═════ INPUT MATERIAL
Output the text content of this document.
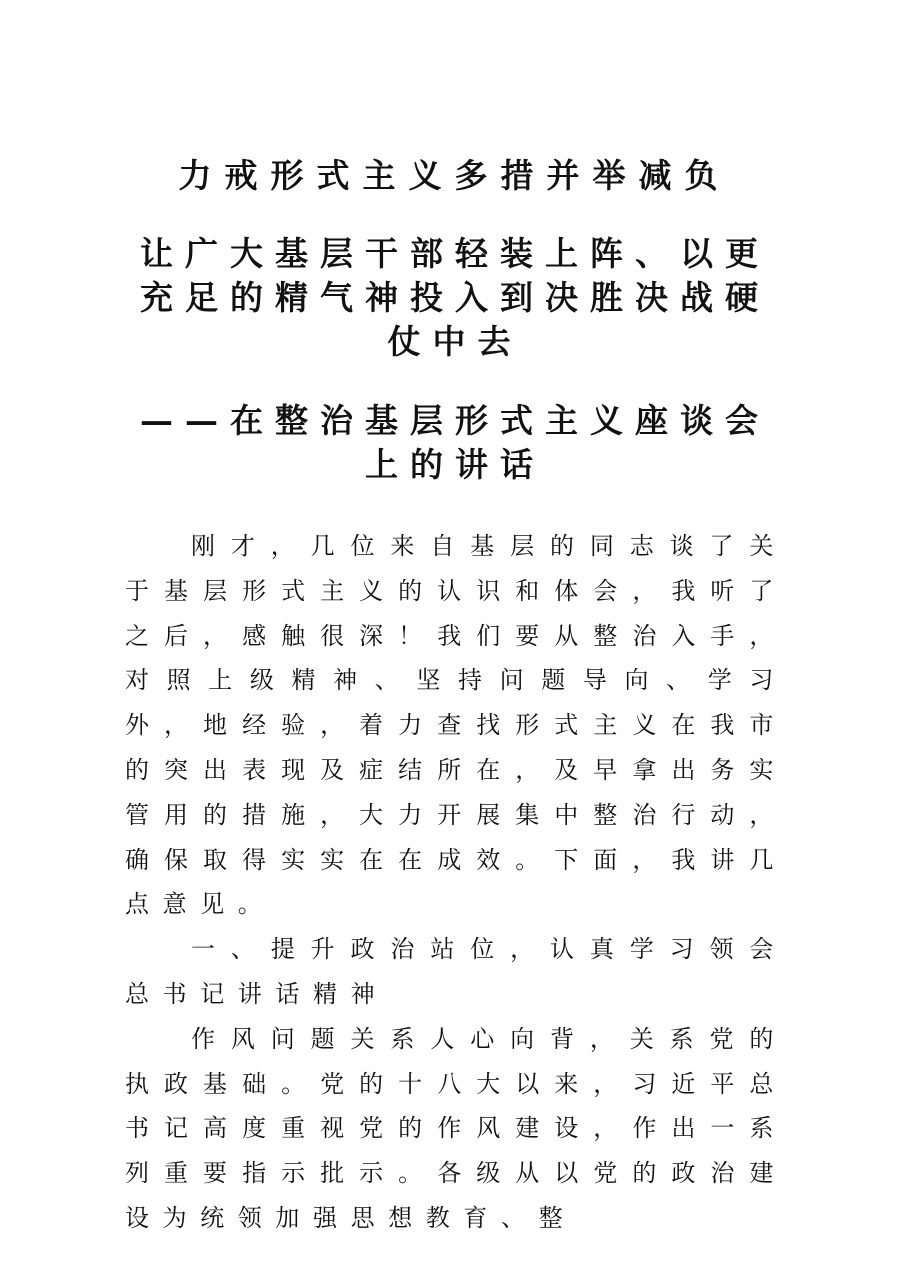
力戒形式主义多措并举减负
让广大基层干部轻装上阵、以更充足的精气神投入到决胜决战硬仗中去
——在整治基层形式主义座谈会上的讲话

刚才，几位来自基层的同志谈了关于基层形式主义的认识和体会，我听了之后，感触很深！我们要从整治入手，对照上级精神、坚持问题导向、学习外，地经验，着力查找形式主义在我市的突出表现及症结所在，及早拿出务实管用的措施，大力开展集中整治行动，确保取得实实在在成效。下面，我讲几点意见。

一、提升政治站位，认真学习领会总书记讲话精神

作风问题关系人心向背，关系党的执政基础。党的十八大以来，习近平总书记高度重视党的作风建设，作出一系列重要指示批示。各级从以党的政治建设为统领加强思想教育、整
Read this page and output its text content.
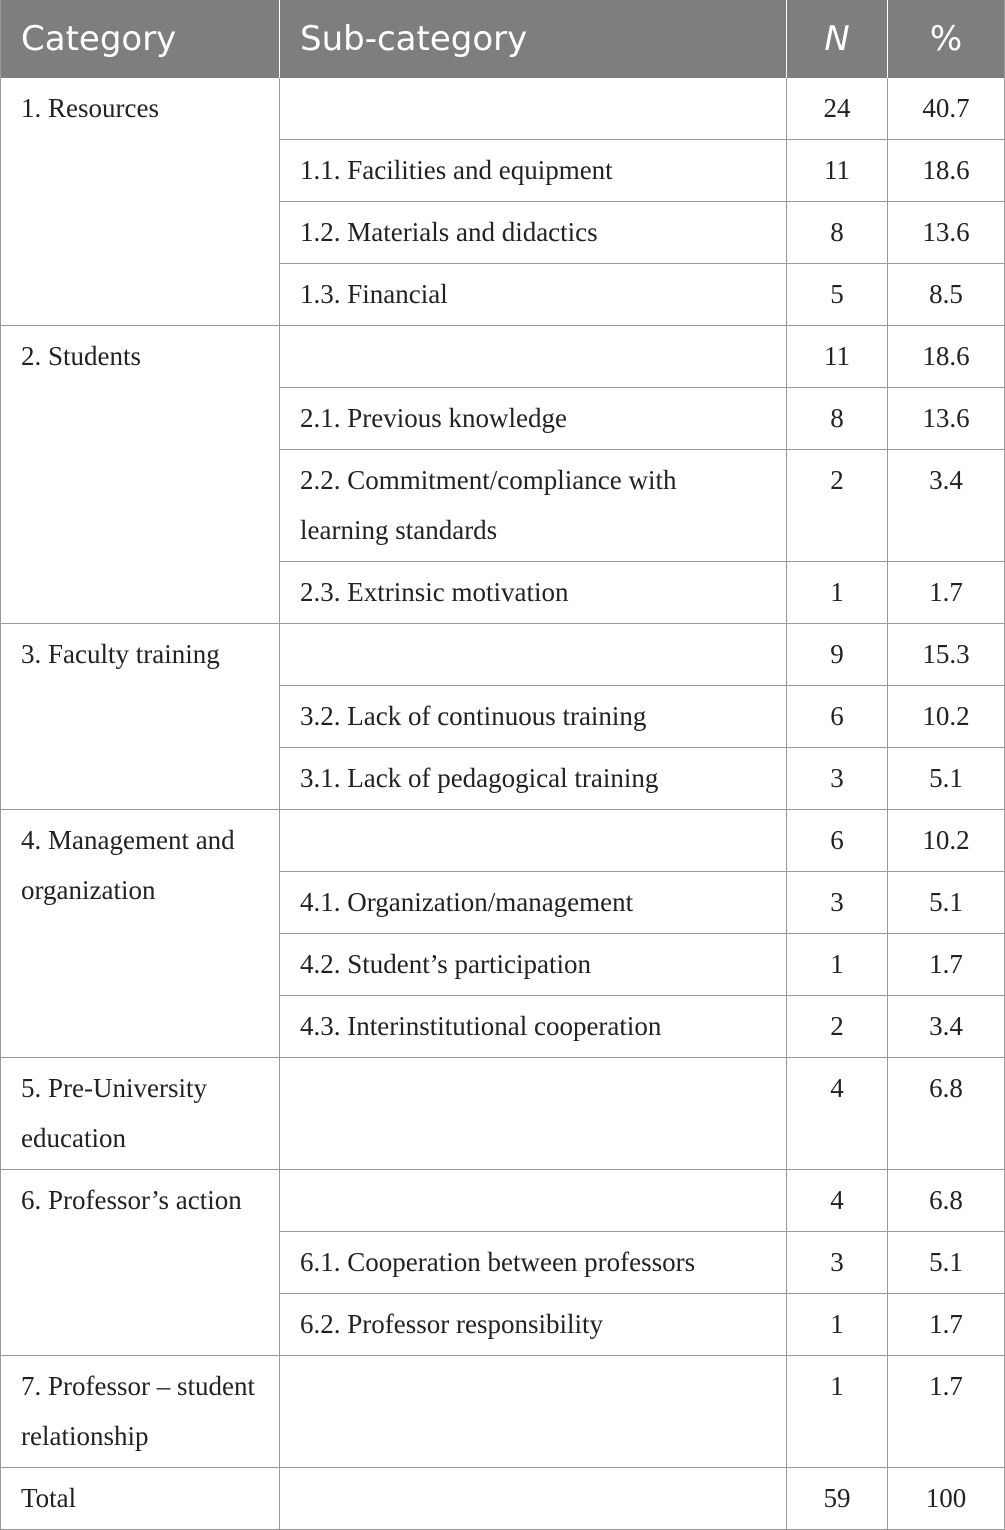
Category	Sub-category	N	%
1. Resources		24	40.7
	1.1. Facilities and equipment	11	18.6
	1.2. Materials and didactics	8	13.6
	1.3. Financial	5	8.5
2. Students		11	18.6
	2.1. Previous knowledge	8	13.6
	2.2. Commitment/compliance with learning standards	2	3.4
	2.3. Extrinsic motivation	1	1.7
3. Faculty training		9	15.3
	3.2. Lack of continuous training	6	10.2
	3.1. Lack of pedagogical training	3	5.1
4. Management and organization		6	10.2
	4.1. Organization/management	3	5.1
	4.2. Student’s participation	1	1.7
	4.3. Interinstitutional cooperation	2	3.4
5. Pre-University education		4	6.8
6. Professor’s action		4	6.8
	6.1. Cooperation between professors	3	5.1
	6.2. Professor responsibility	1	1.7
7. Professor – student relationship		1	1.7
Total		59	100
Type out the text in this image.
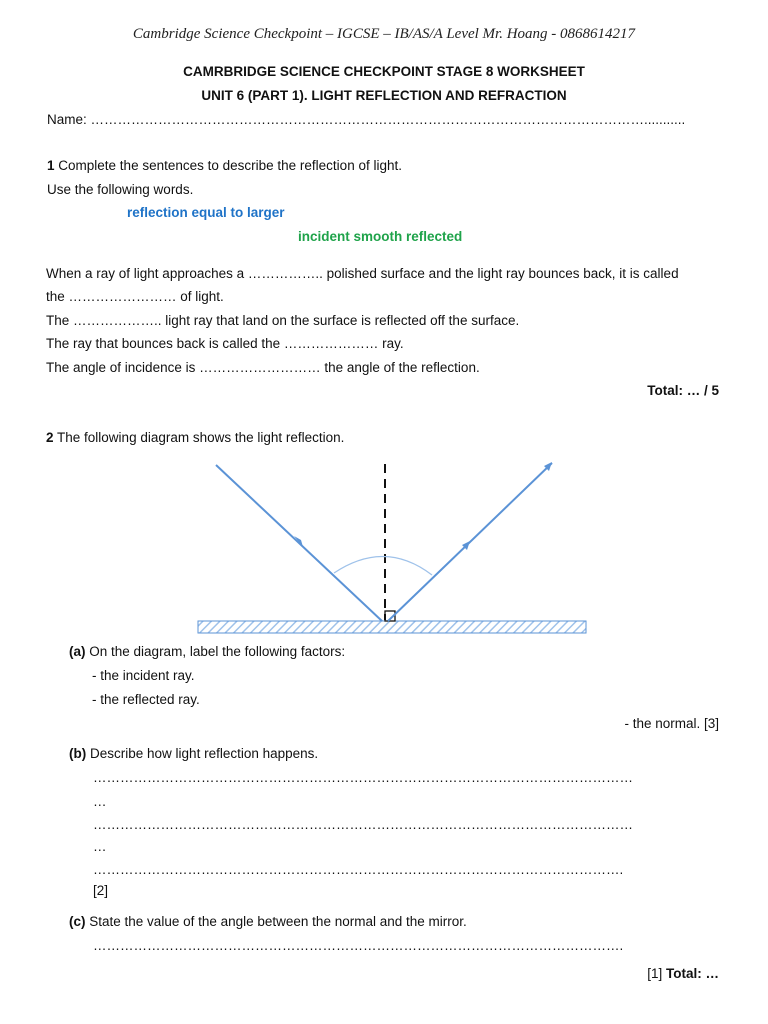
Cambridge Science Checkpoint – IGCSE – IB/AS/A Level Mr. Hoang - 0868614217
CAMRBRIDGE SCIENCE CHECKPOINT STAGE 8 WORKSHEET
UNIT 6 (PART 1). LIGHT REFLECTION AND REFRACTION
Name: ……………………………………………………………………………………………………………...........
1 Complete the sentences to describe the reflection of light.
Use the following words.
reflection equal to larger
incident smooth reflected
When a ray of light approaches a …………….. polished surface and the light ray bounces back, it is called
the …………………… of light.
The ……………….. light ray that land on the surface is reflected off the surface.
The ray that bounces back is called the ………………… ray.
The angle of incidence is ……………………… the angle of the reflection.
Total: … / 5
2 The following diagram shows the light reflection.
(a) On the diagram, label the following factors:
- the incident ray.
- the reflected ray.
- the normal. [3]
(b) Describe how light reflection happens.
…………………………………………………………………………………………………………
…
…………………………………………………………………………………………………………
…
……………………………………………………………………………………………………….
[2]
(c) State the value of the angle between the normal and the mirror.
……………………………………………………………………………………………………….
[1] Total: …
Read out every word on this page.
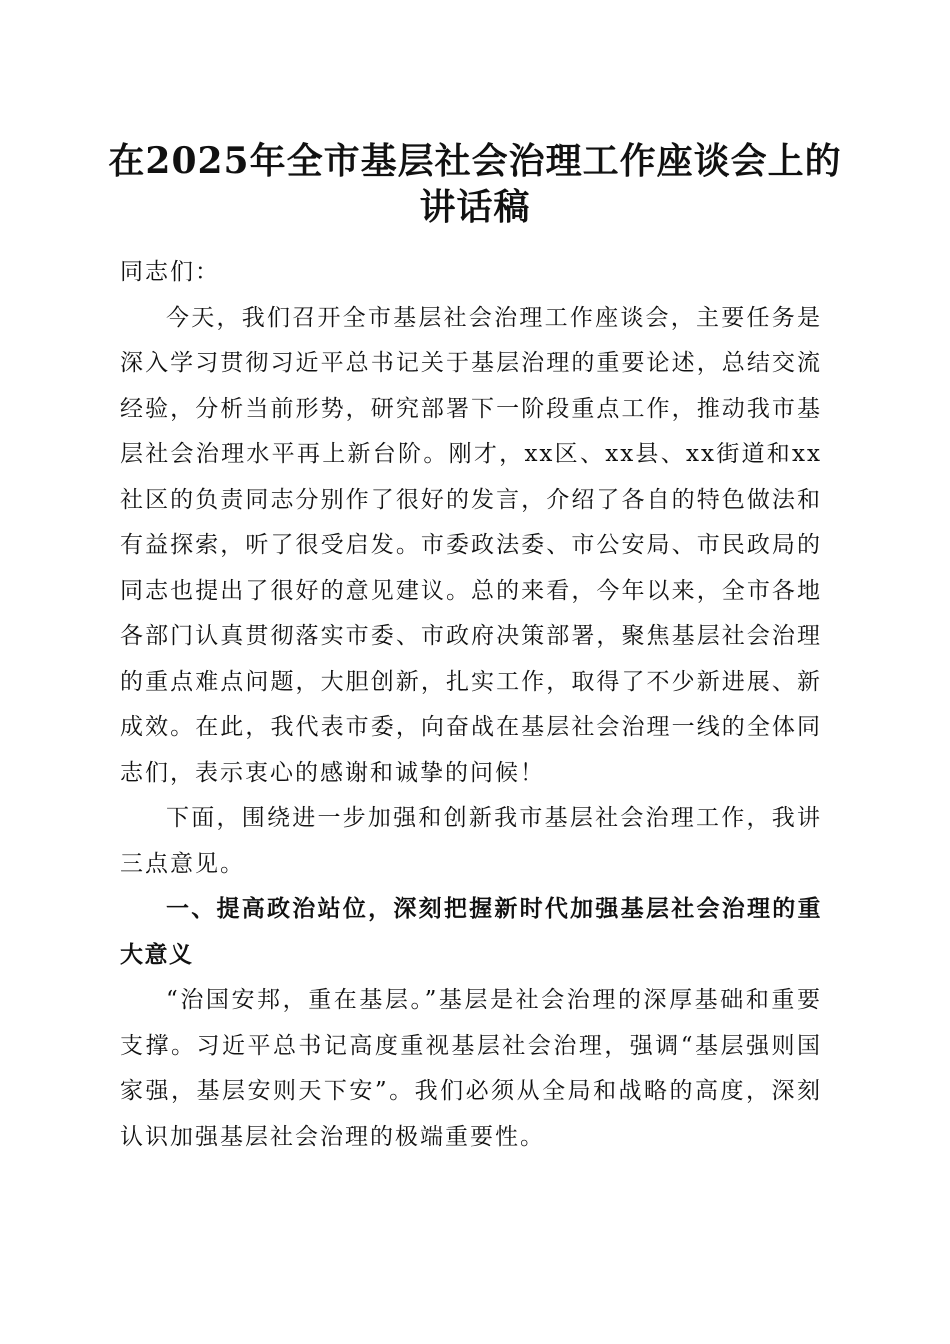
在2025年全市基层社会治理工作座谈会上的
讲话稿

同志们：

今天，我们召开全市基层社会治理工作座谈会，主要任务是深入学习贯彻习近平总书记关于基层治理的重要论述，总结交流经验，分析当前形势，研究部署下一阶段重点工作，推动我市基层社会治理水平再上新台阶。刚才，xx区、xx县、xx街道和xx社区的负责同志分别作了很好的发言，介绍了各自的特色做法和有益探索，听了很受启发。市委政法委、市公安局、市民政局的同志也提出了很好的意见建议。总的来看，今年以来，全市各地各部门认真贯彻落实市委、市政府决策部署，聚焦基层社会治理的重点难点问题，大胆创新，扎实工作，取得了不少新进展、新成效。在此，我代表市委，向奋战在基层社会治理一线的全体同志们，表示衷心的感谢和诚挚的问候！

下面，围绕进一步加强和创新我市基层社会治理工作，我讲三点意见。

一、提高政治站位，深刻把握新时代加强基层社会治理的重大意义

“治国安邦，重在基层。”基层是社会治理的深厚基础和重要支撑。习近平总书记高度重视基层社会治理，强调“基层强则国家强，基层安则天下安”。我们必须从全局和战略的高度，深刻认识加强基层社会治理的极端重要性。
══════════
• _SET EXERCISE_
Excluding pictures, copy exactly the lines from the line containing "Read out every word on this page." through the last line of the data, inclusive.

• _ANSWER BELOW_
Read out every word on this page.
在2025年全市基层社会治理工作座谈会上的
讲话稿

同志们：

今天，我们召开全市基层社会治理工作座谈会，主要任务是深入学习贯彻习近平总书记关于基层治理的重要论述，总结交流经验，分析当前形势，研究部署下一阶段重点工作，推动我市基层社会治理水平再上新台阶。刚才，xx区、xx县、xx街道和xx社区的负责同志分别作了很好的发言，介绍了各自的特色做法和有益探索，听了很受启发。市委政法委、市公安局、市民政局的同志也提出了很好的意见建议。总的来看，今年以来，全市各地各部门认真贯彻落实市委、市政府决策部署，聚焦基层社会治理的重点难点问题，大胆创新，扎实工作，取得了不少新进展、新成效。在此，我代表市委，向奋战在基层社会治理一线的全体同志们，表示衷心的感谢和诚挚的问候！

下面，围绕进一步加强和创新我市基层社会治理工作，我讲三点意见。

一、提高政治站位，深刻把握新时代加强基层社会治理的重大意义

“治国安邦，重在基层。”基层是社会治理的深厚基础和重要支撑。习近平总书记高度重视基层社会治理，强调“基层强则国家强，基层安则天下安”。我们必须从全局和战略的高度，深刻认识加强基层社会治理的极端重要性。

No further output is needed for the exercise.